- _RECORDS TO USE_:
+ + + + + + +

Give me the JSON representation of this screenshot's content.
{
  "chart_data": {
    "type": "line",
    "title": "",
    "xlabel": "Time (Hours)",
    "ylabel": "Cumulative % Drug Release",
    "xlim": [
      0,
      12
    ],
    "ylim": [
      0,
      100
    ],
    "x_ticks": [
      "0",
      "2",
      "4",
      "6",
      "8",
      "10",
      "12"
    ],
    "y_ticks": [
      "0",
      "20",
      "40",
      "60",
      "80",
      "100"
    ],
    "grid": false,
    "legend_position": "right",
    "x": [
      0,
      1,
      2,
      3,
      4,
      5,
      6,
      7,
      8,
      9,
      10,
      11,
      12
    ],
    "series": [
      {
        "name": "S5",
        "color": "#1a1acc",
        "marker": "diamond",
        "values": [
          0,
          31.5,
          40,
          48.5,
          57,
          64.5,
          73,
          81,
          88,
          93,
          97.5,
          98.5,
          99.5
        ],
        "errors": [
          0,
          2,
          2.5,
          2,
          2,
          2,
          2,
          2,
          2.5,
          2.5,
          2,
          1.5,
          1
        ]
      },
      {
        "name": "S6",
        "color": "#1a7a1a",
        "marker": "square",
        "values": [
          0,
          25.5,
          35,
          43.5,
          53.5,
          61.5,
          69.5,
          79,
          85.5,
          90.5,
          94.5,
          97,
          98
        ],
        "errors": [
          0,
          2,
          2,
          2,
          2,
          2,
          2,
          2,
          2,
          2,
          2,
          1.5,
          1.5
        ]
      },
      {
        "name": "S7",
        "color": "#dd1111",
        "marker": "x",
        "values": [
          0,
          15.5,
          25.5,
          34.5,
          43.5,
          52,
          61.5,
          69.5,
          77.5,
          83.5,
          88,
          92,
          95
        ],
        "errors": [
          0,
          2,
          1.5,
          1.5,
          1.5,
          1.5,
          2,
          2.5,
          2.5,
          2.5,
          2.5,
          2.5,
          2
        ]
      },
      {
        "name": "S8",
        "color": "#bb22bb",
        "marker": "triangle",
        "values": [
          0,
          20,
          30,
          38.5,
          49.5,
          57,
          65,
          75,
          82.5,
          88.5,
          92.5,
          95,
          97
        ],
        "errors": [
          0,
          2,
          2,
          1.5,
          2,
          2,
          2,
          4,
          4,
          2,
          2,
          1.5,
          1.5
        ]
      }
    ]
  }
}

+ + + + + + +

- _AIM_:
Find every line with the word "color" and state how many there are, with no other words.

- _SOLUTION_:
4